Bring together all lines of the material below that contain the string "ndepartment".

Stored records |
::::

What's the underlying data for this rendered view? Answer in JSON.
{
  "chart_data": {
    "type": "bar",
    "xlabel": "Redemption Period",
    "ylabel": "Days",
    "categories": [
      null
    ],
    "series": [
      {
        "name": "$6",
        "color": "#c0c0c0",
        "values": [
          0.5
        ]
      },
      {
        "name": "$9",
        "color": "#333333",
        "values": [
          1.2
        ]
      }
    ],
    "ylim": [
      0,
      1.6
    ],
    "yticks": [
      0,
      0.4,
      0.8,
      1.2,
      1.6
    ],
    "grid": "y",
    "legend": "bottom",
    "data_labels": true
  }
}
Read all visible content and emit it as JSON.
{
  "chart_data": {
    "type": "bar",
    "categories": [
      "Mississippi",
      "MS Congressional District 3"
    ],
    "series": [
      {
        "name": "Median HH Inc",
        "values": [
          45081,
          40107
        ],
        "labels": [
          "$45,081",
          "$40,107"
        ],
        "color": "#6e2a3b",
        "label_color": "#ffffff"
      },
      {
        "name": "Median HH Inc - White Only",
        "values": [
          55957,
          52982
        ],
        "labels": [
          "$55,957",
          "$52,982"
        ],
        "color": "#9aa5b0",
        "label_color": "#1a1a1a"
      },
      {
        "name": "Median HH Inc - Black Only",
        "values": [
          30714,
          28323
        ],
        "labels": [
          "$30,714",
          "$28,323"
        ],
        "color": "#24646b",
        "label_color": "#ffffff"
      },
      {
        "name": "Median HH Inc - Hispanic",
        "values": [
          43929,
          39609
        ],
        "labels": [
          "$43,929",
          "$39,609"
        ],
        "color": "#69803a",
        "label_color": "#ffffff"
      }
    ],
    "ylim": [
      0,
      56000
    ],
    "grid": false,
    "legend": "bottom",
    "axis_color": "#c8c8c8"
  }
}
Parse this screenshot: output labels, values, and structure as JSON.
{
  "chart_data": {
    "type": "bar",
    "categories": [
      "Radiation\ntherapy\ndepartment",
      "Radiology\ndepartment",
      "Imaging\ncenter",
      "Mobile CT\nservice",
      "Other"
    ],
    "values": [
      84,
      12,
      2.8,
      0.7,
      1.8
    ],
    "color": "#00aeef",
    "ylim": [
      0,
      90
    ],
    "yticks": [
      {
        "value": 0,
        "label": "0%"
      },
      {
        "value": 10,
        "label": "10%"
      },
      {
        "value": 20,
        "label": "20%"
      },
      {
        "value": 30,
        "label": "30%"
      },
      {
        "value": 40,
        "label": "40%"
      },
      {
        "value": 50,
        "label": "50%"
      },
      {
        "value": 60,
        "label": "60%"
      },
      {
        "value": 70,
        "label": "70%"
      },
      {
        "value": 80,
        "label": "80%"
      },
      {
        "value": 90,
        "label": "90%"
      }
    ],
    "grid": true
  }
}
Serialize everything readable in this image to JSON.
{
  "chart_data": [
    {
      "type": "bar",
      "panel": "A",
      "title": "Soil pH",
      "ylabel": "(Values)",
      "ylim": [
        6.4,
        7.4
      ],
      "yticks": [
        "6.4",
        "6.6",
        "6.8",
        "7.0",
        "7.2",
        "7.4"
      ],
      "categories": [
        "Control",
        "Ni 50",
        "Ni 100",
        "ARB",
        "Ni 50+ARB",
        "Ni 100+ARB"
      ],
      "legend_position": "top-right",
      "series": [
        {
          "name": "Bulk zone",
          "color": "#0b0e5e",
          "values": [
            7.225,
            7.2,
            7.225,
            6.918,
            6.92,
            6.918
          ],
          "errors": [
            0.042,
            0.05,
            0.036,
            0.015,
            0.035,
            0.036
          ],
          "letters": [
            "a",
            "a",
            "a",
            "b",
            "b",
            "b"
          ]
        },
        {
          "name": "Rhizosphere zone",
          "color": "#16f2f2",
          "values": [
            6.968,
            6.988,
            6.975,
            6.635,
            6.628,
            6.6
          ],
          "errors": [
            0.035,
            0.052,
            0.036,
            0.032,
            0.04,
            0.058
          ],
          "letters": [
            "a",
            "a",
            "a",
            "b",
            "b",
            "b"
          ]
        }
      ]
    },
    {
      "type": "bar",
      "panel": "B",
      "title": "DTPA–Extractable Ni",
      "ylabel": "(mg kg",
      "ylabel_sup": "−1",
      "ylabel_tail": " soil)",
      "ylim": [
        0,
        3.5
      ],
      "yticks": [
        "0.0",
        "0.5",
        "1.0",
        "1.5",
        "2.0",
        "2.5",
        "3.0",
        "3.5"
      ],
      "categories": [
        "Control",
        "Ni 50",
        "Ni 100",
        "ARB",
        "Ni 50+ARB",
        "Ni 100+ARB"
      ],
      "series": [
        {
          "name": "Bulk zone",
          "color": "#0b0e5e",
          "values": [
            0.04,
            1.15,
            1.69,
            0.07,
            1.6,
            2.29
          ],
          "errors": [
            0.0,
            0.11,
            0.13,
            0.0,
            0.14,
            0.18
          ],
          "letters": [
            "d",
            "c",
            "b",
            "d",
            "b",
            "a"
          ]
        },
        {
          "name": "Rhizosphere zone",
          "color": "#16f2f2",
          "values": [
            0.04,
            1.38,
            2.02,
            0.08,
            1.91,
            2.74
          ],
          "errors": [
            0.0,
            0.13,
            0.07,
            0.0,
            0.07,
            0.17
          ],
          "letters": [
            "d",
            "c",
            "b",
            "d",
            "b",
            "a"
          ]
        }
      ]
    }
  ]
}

::::

Task output |
      "Radiation\ntherapy\ndepartment",
      "Radiology\ndepartment",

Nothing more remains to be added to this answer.